Element position data
+ + + + + + +

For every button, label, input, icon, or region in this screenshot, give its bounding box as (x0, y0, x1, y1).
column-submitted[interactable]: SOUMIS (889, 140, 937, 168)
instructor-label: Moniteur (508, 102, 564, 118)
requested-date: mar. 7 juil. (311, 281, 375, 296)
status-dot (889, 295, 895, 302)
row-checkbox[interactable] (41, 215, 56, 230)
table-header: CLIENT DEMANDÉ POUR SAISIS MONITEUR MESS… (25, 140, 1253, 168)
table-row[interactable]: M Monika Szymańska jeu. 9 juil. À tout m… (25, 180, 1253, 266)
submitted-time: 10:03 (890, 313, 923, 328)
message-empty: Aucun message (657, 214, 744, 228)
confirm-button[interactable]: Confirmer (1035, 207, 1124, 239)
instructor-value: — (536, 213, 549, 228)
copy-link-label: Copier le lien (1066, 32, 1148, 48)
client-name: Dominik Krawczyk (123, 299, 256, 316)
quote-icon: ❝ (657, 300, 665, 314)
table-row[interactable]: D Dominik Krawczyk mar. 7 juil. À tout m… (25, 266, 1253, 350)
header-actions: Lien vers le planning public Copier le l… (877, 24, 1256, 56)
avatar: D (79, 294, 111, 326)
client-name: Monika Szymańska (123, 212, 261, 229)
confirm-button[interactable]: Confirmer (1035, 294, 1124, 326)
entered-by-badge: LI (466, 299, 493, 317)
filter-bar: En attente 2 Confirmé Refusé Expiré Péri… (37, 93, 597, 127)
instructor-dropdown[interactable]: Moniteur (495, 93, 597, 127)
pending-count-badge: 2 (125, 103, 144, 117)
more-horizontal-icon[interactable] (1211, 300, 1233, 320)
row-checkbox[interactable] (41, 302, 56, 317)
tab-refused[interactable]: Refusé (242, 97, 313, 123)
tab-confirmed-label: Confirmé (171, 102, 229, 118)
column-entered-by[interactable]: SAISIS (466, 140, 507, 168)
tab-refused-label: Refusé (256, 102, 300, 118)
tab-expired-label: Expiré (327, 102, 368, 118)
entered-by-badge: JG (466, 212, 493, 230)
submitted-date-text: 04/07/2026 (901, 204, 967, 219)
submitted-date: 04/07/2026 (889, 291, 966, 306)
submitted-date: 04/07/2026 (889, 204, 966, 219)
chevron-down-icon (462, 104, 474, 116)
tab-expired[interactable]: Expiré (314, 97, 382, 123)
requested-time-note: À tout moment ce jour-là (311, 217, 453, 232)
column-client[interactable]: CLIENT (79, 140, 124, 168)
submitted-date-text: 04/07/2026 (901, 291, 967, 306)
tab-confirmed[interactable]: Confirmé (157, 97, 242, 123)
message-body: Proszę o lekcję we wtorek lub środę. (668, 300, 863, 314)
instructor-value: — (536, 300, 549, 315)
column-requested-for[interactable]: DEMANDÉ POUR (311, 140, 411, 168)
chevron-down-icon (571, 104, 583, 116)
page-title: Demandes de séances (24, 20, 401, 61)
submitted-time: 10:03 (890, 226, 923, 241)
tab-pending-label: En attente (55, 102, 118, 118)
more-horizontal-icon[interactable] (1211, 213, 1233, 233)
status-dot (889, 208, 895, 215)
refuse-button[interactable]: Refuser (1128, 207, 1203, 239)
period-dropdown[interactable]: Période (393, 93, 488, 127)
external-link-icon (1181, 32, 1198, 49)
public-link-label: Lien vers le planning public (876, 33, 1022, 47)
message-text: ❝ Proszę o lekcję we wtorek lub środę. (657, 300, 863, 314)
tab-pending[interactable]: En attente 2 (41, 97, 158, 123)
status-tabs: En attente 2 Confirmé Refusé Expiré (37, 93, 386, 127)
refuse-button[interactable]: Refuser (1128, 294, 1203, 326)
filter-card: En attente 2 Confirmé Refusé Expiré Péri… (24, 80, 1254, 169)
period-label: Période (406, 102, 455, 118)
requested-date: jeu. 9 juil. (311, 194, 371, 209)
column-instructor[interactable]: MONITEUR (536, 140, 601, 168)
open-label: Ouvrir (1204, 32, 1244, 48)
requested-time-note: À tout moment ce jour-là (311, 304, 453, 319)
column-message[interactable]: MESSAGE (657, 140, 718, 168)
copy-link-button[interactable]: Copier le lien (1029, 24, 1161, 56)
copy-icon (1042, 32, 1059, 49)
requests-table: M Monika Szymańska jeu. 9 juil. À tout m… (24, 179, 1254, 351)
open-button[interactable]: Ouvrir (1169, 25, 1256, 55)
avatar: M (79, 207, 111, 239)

+ + + + + + +

Copy every entry above line for line, with no changes.

Final result
For every button, label, input, icon, or region in this screenshot, give its bounding box as (x0, y0, x1, y1).
column-submitted[interactable]: SOUMIS (889, 140, 937, 168)
instructor-label: Moniteur (508, 102, 564, 118)
requested-date: mar. 7 juil. (311, 281, 375, 296)
status-dot (889, 295, 895, 302)
row-checkbox[interactable] (41, 215, 56, 230)
table-header: CLIENT DEMANDÉ POUR SAISIS MONITEUR MESS… (25, 140, 1253, 168)
table-row[interactable]: M Monika Szymańska jeu. 9 juil. À tout m… (25, 180, 1253, 266)
submitted-time: 10:03 (890, 313, 923, 328)
message-empty: Aucun message (657, 214, 744, 228)
confirm-button[interactable]: Confirmer (1035, 207, 1124, 239)
instructor-value: — (536, 213, 549, 228)
copy-link-label: Copier le lien (1066, 32, 1148, 48)
client-name: Dominik Krawczyk (123, 299, 256, 316)
quote-icon: ❝ (657, 300, 665, 314)
table-row[interactable]: D Dominik Krawczyk mar. 7 juil. À tout m… (25, 266, 1253, 350)
header-actions: Lien vers le planning public Copier le l… (877, 24, 1256, 56)
avatar: D (79, 294, 111, 326)
client-name: Monika Szymańska (123, 212, 261, 229)
confirm-button[interactable]: Confirmer (1035, 294, 1124, 326)
entered-by-badge: LI (466, 299, 493, 317)
filter-bar: En attente 2 Confirmé Refusé Expiré Péri… (37, 93, 597, 127)
instructor-dropdown[interactable]: Moniteur (495, 93, 597, 127)
pending-count-badge: 2 (125, 103, 144, 117)
more-horizontal-icon[interactable] (1211, 300, 1233, 320)
row-checkbox[interactable] (41, 302, 56, 317)
tab-refused[interactable]: Refusé (242, 97, 313, 123)
tab-confirmed-label: Confirmé (171, 102, 229, 118)
column-entered-by[interactable]: SAISIS (466, 140, 507, 168)
tab-refused-label: Refusé (256, 102, 300, 118)
tab-expired-label: Expiré (327, 102, 368, 118)
entered-by-badge: JG (466, 212, 493, 230)
submitted-date-text: 04/07/2026 (901, 204, 967, 219)
submitted-date: 04/07/2026 (889, 291, 966, 306)
submitted-date: 04/07/2026 (889, 204, 966, 219)
chevron-down-icon (462, 104, 474, 116)
tab-expired[interactable]: Expiré (314, 97, 382, 123)
requested-time-note: À tout moment ce jour-là (311, 217, 453, 232)
column-client[interactable]: CLIENT (79, 140, 124, 168)
submitted-date-text: 04/07/2026 (901, 291, 967, 306)
tab-confirmed[interactable]: Confirmé (157, 97, 242, 123)
message-body: Proszę o lekcję we wtorek lub środę. (668, 300, 863, 314)
instructor-value: — (536, 300, 549, 315)
column-requested-for[interactable]: DEMANDÉ POUR (311, 140, 411, 168)
chevron-down-icon (571, 104, 583, 116)
page-title: Demandes de séances (24, 20, 401, 61)
submitted-time: 10:03 (890, 226, 923, 241)
tab-pending-label: En attente (55, 102, 118, 118)
more-horizontal-icon[interactable] (1211, 213, 1233, 233)
status-dot (889, 208, 895, 215)
refuse-button[interactable]: Refuser (1128, 207, 1203, 239)
period-dropdown[interactable]: Période (393, 93, 488, 127)
external-link-icon (1181, 32, 1198, 49)
public-link-label: Lien vers le planning public (876, 33, 1022, 47)
message-text: ❝ Proszę o lekcję we wtorek lub środę. (657, 300, 863, 314)
tab-pending[interactable]: En attente 2 (41, 97, 158, 123)
status-tabs: En attente 2 Confirmé Refusé Expiré (37, 93, 386, 127)
refuse-button[interactable]: Refuser (1128, 294, 1203, 326)
filter-card: En attente 2 Confirmé Refusé Expiré Péri… (24, 80, 1254, 169)
period-label: Période (406, 102, 455, 118)
requested-date: jeu. 9 juil. (311, 194, 371, 209)
column-instructor[interactable]: MONITEUR (536, 140, 601, 168)
open-label: Ouvrir (1204, 32, 1244, 48)
requested-time-note: À tout moment ce jour-là (311, 304, 453, 319)
column-message[interactable]: MESSAGE (657, 140, 718, 168)
copy-link-button[interactable]: Copier le lien (1029, 24, 1161, 56)
copy-icon (1042, 32, 1059, 49)
requests-table: M Monika Szymańska jeu. 9 juil. À tout m… (24, 179, 1254, 351)
open-button[interactable]: Ouvrir (1169, 25, 1256, 55)
avatar: M (79, 207, 111, 239)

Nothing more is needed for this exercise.